* AIM OF THE EXERCISE
Reproduce all of the listing below without alteration.

* ENTRIES SHOWN

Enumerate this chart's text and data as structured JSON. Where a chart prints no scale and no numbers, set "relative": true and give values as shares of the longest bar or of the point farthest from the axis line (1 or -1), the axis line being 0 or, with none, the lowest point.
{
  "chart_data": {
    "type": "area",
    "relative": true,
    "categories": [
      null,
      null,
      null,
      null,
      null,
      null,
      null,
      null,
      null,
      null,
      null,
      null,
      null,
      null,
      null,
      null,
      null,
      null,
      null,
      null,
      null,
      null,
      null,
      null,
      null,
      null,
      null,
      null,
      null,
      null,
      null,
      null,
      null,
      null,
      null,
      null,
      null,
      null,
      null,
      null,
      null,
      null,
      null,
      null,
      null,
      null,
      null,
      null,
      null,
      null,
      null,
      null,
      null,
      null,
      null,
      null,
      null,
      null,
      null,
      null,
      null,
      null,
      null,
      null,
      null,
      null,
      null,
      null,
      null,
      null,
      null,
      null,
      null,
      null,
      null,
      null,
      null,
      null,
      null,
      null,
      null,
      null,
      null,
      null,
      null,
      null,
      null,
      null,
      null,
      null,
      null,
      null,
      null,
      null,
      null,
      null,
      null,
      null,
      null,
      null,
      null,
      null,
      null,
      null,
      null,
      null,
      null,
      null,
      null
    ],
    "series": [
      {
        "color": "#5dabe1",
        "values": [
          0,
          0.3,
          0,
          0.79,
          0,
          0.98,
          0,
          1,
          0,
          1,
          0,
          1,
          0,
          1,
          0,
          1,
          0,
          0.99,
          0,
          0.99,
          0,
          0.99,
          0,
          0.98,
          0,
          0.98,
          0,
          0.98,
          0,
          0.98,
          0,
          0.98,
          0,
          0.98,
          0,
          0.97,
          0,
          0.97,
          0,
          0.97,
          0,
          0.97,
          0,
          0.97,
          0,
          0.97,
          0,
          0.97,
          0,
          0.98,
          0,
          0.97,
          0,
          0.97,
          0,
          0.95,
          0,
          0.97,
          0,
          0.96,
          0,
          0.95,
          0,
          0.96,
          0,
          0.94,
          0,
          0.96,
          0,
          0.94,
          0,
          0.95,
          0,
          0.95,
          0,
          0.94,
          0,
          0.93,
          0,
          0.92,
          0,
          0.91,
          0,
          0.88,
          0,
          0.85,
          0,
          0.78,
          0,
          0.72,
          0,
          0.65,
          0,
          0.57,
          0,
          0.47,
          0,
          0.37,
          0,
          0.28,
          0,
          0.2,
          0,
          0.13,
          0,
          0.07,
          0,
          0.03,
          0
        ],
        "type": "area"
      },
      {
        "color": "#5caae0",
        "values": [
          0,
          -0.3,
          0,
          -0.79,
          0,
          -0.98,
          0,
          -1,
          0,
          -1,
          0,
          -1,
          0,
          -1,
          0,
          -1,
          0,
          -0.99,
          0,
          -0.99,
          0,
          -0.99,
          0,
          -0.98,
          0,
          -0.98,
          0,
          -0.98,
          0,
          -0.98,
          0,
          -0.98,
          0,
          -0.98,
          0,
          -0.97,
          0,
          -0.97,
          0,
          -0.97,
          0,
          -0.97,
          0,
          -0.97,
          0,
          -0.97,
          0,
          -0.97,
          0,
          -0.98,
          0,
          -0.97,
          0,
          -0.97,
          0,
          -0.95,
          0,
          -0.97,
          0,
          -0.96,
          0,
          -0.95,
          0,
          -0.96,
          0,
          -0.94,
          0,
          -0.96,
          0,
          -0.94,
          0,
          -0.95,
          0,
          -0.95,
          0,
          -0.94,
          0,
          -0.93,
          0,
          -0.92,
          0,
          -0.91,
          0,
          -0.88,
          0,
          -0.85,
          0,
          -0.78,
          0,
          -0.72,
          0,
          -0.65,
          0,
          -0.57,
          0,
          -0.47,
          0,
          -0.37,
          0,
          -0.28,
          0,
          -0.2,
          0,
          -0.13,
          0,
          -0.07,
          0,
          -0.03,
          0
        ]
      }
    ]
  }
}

* EXERCISE SOLUTION
Enumerate this chart's text and data as structured JSON. Where a chart prints no scale and no numbers, set "relative": true and give values as shares of the longest bar or of the point farthest from the axis line (1 or -1), the axis line being 0 or, with none, the lowest point.
{
  "chart_data": {
    "type": "area",
    "relative": true,
    "categories": [
      null,
      null,
      null,
      null,
      null,
      null,
      null,
      null,
      null,
      null,
      null,
      null,
      null,
      null,
      null,
      null,
      null,
      null,
      null,
      null,
      null,
      null,
      null,
      null,
      null,
      null,
      null,
      null,
      null,
      null,
      null,
      null,
      null,
      null,
      null,
      null,
      null,
      null,
      null,
      null,
      null,
      null,
      null,
      null,
      null,
      null,
      null,
      null,
      null,
      null,
      null,
      null,
      null,
      null,
      null,
      null,
      null,
      null,
      null,
      null,
      null,
      null,
      null,
      null,
      null,
      null,
      null,
      null,
      null,
      null,
      null,
      null,
      null,
      null,
      null,
      null,
      null,
      null,
      null,
      null,
      null,
      null,
      null,
      null,
      null,
      null,
      null,
      null,
      null,
      null,
      null,
      null,
      null,
      null,
      null,
      null,
      null,
      null,
      null,
      null,
      null,
      null,
      null,
      null,
      null,
      null,
      null,
      null,
      null
    ],
    "series": [
      {
        "color": "#5dabe1",
        "values": [
          0,
          0.3,
          0,
          0.79,
          0,
          0.98,
          0,
          1,
          0,
          1,
          0,
          1,
          0,
          1,
          0,
          1,
          0,
          0.99,
          0,
          0.99,
          0,
          0.99,
          0,
          0.98,
          0,
          0.98,
          0,
          0.98,
          0,
          0.98,
          0,
          0.98,
          0,
          0.98,
          0,
          0.97,
          0,
          0.97,
          0,
          0.97,
          0,
          0.97,
          0,
          0.97,
          0,
          0.97,
          0,
          0.97,
          0,
          0.98,
          0,
          0.97,
          0,
          0.97,
          0,
          0.95,
          0,
          0.97,
          0,
          0.96,
          0,
          0.95,
          0,
          0.96,
          0,
          0.94,
          0,
          0.96,
          0,
          0.94,
          0,
          0.95,
          0,
          0.95,
          0,
          0.94,
          0,
          0.93,
          0,
          0.92,
          0,
          0.91,
          0,
          0.88,
          0,
          0.85,
          0,
          0.78,
          0,
          0.72,
          0,
          0.65,
          0,
          0.57,
          0,
          0.47,
          0,
          0.37,
          0,
          0.28,
          0,
          0.2,
          0,
          0.13,
          0,
          0.07,
          0,
          0.03,
          0
        ],
        "type": "area"
      },
      {
        "color": "#5caae0",
        "values": [
          0,
          -0.3,
          0,
          -0.79,
          0,
          -0.98,
          0,
          -1,
          0,
          -1,
          0,
          -1,
          0,
          -1,
          0,
          -1,
          0,
          -0.99,
          0,
          -0.99,
          0,
          -0.99,
          0,
          -0.98,
          0,
          -0.98,
          0,
          -0.98,
          0,
          -0.98,
          0,
          -0.98,
          0,
          -0.98,
          0,
          -0.97,
          0,
          -0.97,
          0,
          -0.97,
          0,
          -0.97,
          0,
          -0.97,
          0,
          -0.97,
          0,
          -0.97,
          0,
          -0.98,
          0,
          -0.97,
          0,
          -0.97,
          0,
          -0.95,
          0,
          -0.97,
          0,
          -0.96,
          0,
          -0.95,
          0,
          -0.96,
          0,
          -0.94,
          0,
          -0.96,
          0,
          -0.94,
          0,
          -0.95,
          0,
          -0.95,
          0,
          -0.94,
          0,
          -0.93,
          0,
          -0.92,
          0,
          -0.91,
          0,
          -0.88,
          0,
          -0.85,
          0,
          -0.78,
          0,
          -0.72,
          0,
          -0.65,
          0,
          -0.57,
          0,
          -0.47,
          0,
          -0.37,
          0,
          -0.28,
          0,
          -0.2,
          0,
          -0.13,
          0,
          -0.07,
          0,
          -0.03,
          0
        ]
      }
    ]
  }
}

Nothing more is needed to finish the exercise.